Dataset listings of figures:

==============================

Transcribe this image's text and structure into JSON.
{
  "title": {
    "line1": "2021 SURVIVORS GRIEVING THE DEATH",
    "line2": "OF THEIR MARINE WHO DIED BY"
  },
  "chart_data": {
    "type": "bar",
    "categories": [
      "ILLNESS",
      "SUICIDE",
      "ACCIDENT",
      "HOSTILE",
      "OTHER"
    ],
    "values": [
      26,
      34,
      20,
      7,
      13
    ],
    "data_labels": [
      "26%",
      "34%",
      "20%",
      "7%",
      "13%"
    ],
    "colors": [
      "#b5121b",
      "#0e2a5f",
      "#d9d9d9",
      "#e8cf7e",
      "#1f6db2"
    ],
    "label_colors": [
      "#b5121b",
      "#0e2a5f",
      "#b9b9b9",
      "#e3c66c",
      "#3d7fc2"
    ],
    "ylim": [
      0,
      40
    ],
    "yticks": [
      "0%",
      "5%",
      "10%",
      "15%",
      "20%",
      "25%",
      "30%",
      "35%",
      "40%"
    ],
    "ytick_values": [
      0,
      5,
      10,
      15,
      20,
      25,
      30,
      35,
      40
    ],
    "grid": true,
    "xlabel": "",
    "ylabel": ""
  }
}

==============================

Retype all of the entries precisely as they are.

Transcribe this image's text and structure into JSON.
{
  "title": {
    "line1": "2021 SURVIVORS GRIEVING THE DEATH",
    "line2": "OF THEIR MARINE WHO DIED BY"
  },
  "chart_data": {
    "type": "bar",
    "categories": [
      "ILLNESS",
      "SUICIDE",
      "ACCIDENT",
      "HOSTILE",
      "OTHER"
    ],
    "values": [
      26,
      34,
      20,
      7,
      13
    ],
    "data_labels": [
      "26%",
      "34%",
      "20%",
      "7%",
      "13%"
    ],
    "colors": [
      "#b5121b",
      "#0e2a5f",
      "#d9d9d9",
      "#e8cf7e",
      "#1f6db2"
    ],
    "label_colors": [
      "#b5121b",
      "#0e2a5f",
      "#b9b9b9",
      "#e3c66c",
      "#3d7fc2"
    ],
    "ylim": [
      0,
      40
    ],
    "yticks": [
      "0%",
      "5%",
      "10%",
      "15%",
      "20%",
      "25%",
      "30%",
      "35%",
      "40%"
    ],
    "ytick_values": [
      0,
      5,
      10,
      15,
      20,
      25,
      30,
      35,
      40
    ],
    "grid": true,
    "xlabel": "",
    "ylabel": ""
  }
}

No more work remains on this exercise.